*TO BE DONE*. How many lines of the data hold the word "verified"? State the number and nothing else.

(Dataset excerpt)
--------------------------------

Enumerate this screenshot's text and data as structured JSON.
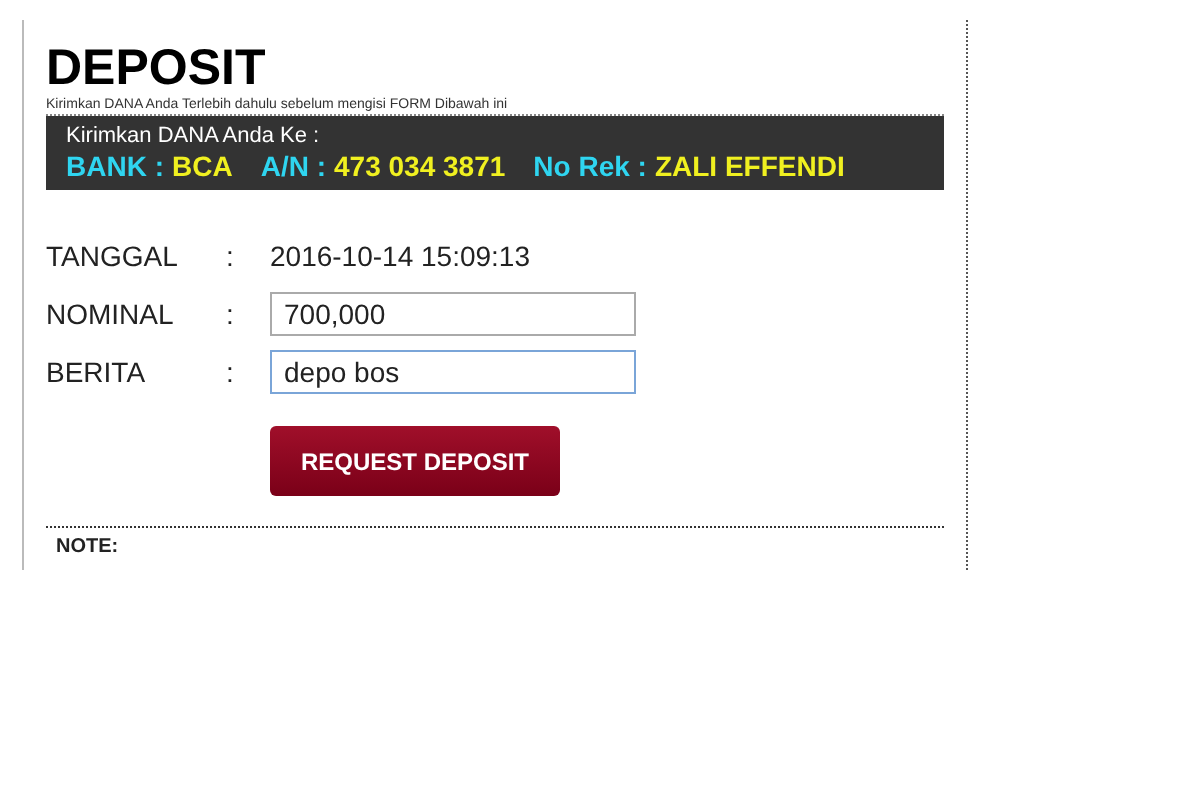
{
  "title": "DEPOSIT",
  "subtitle": "Kirimkan DANA Anda Terlebih dahulu sebelum mengisi FORM Dibawah ini",
  "bank_box": {
    "heading": "Kirimkan DANA Anda Ke :",
    "details": [
      {
        "label": "BANK :",
        "value": "BCA"
      },
      {
        "label": "A/N :",
        "value": "473 034 3871"
      },
      {
        "label": "No Rek :",
        "value": "ZALI EFFENDI"
      }
    ]
  },
  "form": [
    {
      "kind": "text",
      "label": "TANGGAL",
      "separator": ":",
      "value": "2016-10-14 15:09:13"
    },
    {
      "kind": "input",
      "label": "NOMINAL",
      "separator": ":",
      "value": "700,000",
      "focused": false
    },
    {
      "kind": "input",
      "label": "BERITA",
      "separator": ":",
      "value": "depo bos",
      "focused": true
    }
  ],
  "submit_button": "REQUEST DEPOSIT",
  "note": {
    "heading": "NOTE:"
  }
}
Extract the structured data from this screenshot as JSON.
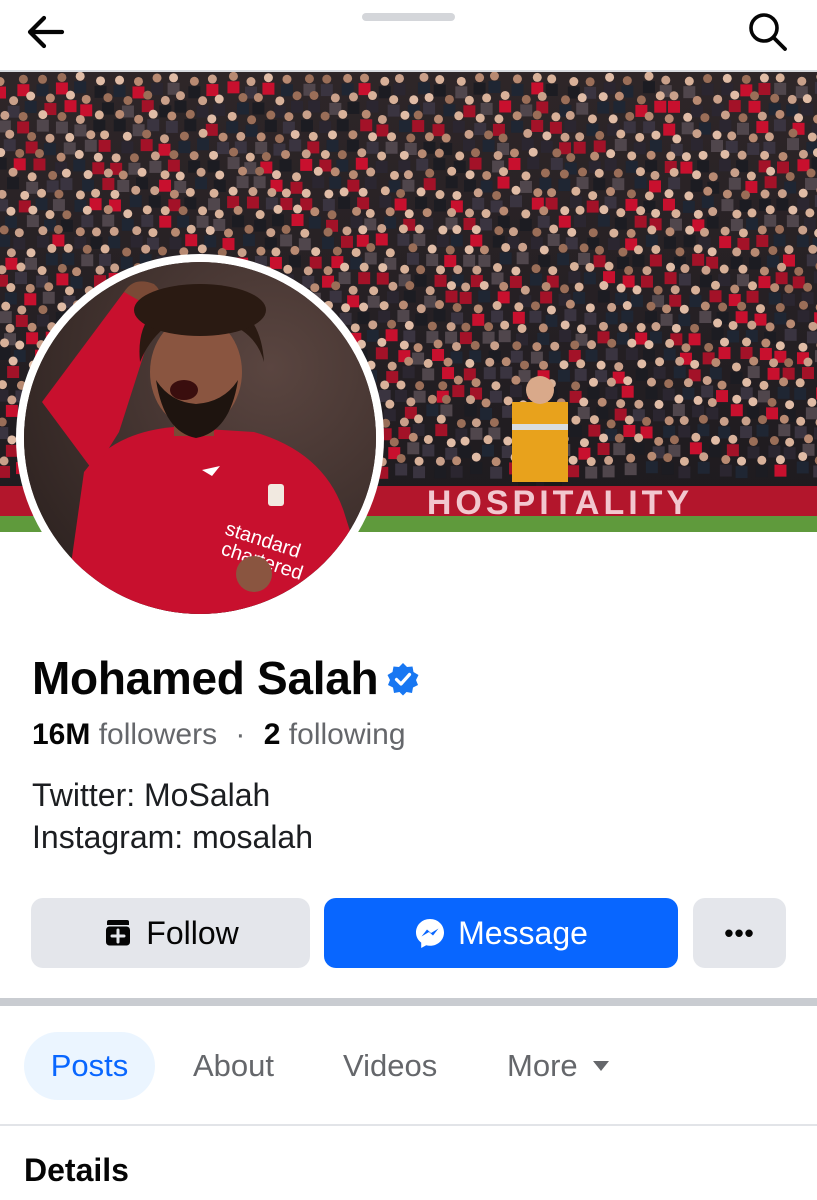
{
  "header": {
    "back_icon": "arrow-left-icon",
    "search_icon": "search-icon"
  },
  "cover": {
    "description_icon": "stadium-crowd-photo",
    "banner_text": "HOSPITALITY"
  },
  "profile": {
    "name": "Mohamed Salah",
    "verified_icon": "verified-badge-icon",
    "followers_count": "16M",
    "followers_label": "followers",
    "separator": "·",
    "following_count": "2",
    "following_label": "following",
    "bio": [
      "Twitter: MoSalah",
      "Instagram: mosalah"
    ]
  },
  "actions": {
    "follow_label": "Follow",
    "follow_icon": "follow-add-icon",
    "message_label": "Message",
    "message_icon": "messenger-icon",
    "more_label": "•••"
  },
  "tabs": [
    {
      "label": "Posts",
      "active": true
    },
    {
      "label": "About",
      "active": false
    },
    {
      "label": "Videos",
      "active": false
    },
    {
      "label": "More",
      "active": false
    }
  ],
  "section": {
    "title": "Details"
  },
  "colors": {
    "accent": "#0866ff",
    "verified": "#1877f2",
    "button_gray": "#e4e6eb",
    "tab_active_bg": "#ebf5ff",
    "jersey_red": "#c8102e"
  }
}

--------------------------------

*FINAL RESULT*. 2